* **Objective**
Rewrite the rows from the line containing "Enumerate 51 of" through the line containing "430, 1252, 441]", including both of those lines, as a two-column CSV with the header instruction,response. Give one line per instruction paired with its response, put each field in quotes, replace line breaks inside a field with spaces, and leave the pictures out.

* **Exercise inputs**
════
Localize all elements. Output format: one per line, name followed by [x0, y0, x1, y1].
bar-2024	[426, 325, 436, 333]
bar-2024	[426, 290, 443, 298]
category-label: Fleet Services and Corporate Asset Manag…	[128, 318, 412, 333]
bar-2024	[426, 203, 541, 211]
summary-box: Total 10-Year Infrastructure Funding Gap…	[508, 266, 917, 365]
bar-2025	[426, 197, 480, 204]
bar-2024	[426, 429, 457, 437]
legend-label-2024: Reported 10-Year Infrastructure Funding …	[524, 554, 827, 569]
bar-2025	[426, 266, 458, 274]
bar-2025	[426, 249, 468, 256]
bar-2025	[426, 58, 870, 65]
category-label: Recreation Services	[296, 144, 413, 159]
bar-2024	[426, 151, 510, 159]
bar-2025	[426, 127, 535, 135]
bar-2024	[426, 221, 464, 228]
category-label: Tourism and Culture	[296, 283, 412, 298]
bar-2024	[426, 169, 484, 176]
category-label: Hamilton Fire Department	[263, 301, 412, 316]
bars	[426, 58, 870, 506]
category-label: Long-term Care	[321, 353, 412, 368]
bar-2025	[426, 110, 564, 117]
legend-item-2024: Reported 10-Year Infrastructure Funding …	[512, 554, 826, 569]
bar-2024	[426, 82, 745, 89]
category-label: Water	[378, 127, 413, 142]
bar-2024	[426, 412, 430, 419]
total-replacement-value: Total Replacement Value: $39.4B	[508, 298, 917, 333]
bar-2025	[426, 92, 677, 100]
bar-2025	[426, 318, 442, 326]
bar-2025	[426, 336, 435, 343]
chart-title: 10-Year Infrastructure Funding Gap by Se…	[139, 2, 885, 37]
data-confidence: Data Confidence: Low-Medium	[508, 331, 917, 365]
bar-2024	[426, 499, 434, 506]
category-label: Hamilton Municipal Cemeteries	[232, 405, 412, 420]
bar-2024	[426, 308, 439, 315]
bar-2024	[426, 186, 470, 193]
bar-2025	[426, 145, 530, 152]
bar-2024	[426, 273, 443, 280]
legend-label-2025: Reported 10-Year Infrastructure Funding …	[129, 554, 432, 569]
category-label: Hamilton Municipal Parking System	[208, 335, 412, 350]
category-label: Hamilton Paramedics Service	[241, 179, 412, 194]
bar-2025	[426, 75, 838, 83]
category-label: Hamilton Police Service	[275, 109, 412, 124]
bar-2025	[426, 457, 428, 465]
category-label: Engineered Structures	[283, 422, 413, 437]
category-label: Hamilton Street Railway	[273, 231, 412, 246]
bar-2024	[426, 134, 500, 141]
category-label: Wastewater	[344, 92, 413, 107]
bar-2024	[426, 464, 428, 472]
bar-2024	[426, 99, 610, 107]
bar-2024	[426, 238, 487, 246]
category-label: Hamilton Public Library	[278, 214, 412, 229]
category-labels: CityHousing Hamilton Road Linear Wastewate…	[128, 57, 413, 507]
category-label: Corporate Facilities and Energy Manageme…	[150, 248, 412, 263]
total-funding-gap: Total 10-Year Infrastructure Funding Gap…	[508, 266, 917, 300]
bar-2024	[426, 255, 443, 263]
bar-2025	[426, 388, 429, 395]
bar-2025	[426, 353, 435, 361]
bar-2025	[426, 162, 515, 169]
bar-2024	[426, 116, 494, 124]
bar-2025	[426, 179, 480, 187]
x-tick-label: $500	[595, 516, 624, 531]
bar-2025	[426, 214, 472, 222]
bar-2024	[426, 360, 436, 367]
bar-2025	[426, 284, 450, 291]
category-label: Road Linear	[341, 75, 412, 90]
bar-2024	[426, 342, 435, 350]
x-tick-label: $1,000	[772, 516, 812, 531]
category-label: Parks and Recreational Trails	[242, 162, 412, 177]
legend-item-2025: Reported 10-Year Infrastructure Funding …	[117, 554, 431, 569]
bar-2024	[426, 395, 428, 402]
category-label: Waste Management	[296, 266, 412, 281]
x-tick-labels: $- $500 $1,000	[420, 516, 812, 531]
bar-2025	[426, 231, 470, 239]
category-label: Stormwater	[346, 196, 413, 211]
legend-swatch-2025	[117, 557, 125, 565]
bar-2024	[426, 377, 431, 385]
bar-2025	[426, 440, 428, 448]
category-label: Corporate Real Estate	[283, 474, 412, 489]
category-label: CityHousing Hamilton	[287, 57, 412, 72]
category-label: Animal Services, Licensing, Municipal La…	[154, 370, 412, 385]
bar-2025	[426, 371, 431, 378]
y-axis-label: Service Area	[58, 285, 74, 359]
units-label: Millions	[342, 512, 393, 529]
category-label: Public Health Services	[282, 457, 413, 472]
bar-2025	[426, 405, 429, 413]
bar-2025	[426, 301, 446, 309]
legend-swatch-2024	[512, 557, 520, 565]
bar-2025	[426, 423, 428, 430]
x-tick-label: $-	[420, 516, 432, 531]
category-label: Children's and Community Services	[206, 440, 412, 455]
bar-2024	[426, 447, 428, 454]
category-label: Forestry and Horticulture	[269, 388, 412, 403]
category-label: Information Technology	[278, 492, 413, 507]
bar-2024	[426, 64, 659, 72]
════
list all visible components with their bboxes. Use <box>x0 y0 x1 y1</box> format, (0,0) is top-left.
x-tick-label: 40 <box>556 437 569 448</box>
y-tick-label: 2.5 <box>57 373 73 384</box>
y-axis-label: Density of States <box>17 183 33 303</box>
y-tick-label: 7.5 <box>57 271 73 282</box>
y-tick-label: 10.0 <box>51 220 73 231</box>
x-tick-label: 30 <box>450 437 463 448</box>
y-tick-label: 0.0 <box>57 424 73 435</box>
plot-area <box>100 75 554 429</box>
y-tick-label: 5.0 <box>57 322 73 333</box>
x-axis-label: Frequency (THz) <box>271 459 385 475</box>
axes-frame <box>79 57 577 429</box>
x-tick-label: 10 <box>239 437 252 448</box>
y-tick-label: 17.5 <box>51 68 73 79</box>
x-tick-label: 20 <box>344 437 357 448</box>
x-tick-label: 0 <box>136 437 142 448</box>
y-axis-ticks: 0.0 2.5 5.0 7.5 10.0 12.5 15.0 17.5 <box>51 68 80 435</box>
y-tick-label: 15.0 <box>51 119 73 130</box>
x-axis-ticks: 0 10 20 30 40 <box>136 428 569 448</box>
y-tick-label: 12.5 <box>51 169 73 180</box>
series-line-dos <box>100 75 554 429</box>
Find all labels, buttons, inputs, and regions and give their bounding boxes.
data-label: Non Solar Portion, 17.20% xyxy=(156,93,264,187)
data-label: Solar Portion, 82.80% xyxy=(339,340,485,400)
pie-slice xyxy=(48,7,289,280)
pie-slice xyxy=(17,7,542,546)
════
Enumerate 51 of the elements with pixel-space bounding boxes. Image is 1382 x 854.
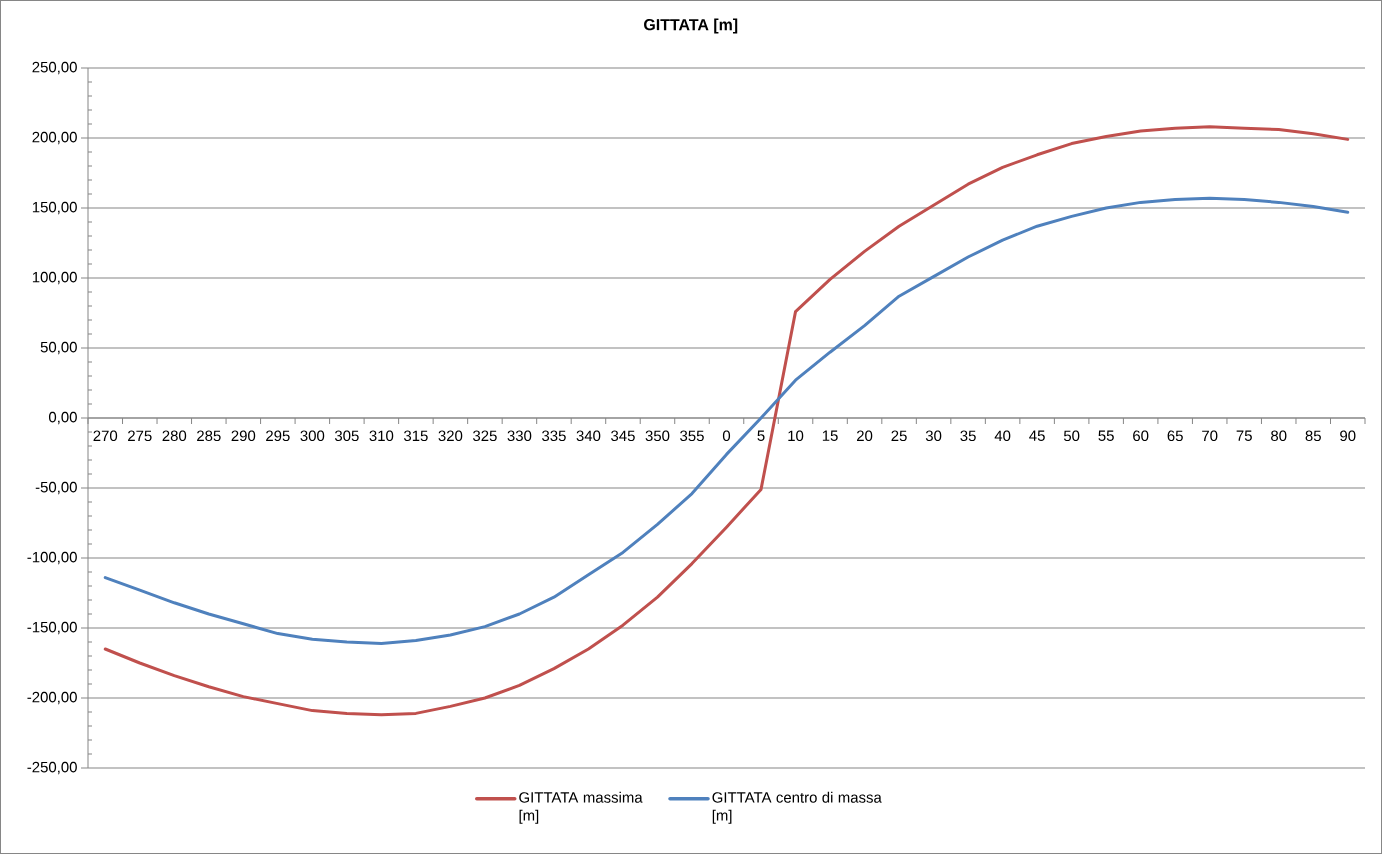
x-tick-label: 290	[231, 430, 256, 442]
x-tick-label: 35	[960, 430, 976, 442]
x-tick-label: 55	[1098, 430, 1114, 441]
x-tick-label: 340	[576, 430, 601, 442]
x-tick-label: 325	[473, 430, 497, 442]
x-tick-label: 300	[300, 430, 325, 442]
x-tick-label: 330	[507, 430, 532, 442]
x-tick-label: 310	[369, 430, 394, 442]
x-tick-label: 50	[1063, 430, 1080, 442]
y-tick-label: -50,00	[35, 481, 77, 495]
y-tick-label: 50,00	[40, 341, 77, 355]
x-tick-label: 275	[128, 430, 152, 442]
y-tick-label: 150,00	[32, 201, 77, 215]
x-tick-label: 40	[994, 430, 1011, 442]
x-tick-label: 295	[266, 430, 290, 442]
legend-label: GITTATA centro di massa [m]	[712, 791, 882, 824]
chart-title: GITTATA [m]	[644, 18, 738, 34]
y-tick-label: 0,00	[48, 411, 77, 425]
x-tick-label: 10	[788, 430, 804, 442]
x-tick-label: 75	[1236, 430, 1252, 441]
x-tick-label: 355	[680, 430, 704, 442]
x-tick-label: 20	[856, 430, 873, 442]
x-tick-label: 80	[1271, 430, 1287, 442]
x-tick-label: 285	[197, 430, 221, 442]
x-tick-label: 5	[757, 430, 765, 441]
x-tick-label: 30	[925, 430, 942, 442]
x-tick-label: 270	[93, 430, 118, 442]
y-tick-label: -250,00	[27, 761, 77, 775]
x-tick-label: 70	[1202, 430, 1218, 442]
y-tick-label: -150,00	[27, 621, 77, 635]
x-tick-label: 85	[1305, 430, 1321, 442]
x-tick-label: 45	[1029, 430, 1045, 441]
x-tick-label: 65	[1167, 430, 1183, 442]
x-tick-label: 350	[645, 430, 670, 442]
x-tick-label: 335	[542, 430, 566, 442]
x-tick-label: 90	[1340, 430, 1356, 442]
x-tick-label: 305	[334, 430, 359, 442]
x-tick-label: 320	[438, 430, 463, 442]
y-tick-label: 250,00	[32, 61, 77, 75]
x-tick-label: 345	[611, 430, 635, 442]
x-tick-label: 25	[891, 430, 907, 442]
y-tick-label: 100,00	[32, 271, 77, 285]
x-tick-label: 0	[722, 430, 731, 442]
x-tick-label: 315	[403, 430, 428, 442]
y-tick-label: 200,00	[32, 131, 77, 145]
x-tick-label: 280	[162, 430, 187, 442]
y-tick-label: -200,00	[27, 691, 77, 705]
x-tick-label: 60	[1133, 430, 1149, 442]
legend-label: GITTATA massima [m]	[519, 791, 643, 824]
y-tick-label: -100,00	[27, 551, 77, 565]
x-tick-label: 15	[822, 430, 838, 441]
════
* **Answer below**
instruction,response
"Enumerate 51 of the elements with pixel-space bounding boxes. Image is 1382 x 854.","x-tick-label: 290	[231, 430, 256, 442] x-tick-label: 35	[960, 430, 976, 442] x-tick-label: 55	[1098, 430, 1114, 441] x-tick-label: 340	[576, 430, 601, 442] x-tick-label: 325	[473, 430, 497, 442] x-tick-label: 300	[300, 430, 325, 442] x-tick-label: 330	[507, 430, 532, 442] x-tick-label: 310	[369, 430, 394, 442] x-tick-label: 50	[1063, 430, 1080, 442] y-tick-label: -50,00	[35, 481, 77, 495] y-tick-label: 50,00	[40, 341, 77, 355] x-tick-label: 275	[128, 430, 152, 442] y-tick-label: 150,00	[32, 201, 77, 215] x-tick-label: 40	[994, 430, 1011, 442] x-tick-label: 295	[266, 430, 290, 442] legend-label: GITTATA centro di massa [m]	[712, 791, 882, 824] chart-title: GITTATA [m]	[644, 18, 738, 34] y-tick-label: 0,00	[48, 411, 77, 425] x-tick-label: 10	[788, 430, 804, 442] x-tick-label: 75	[1236, 430, 1252, 441]"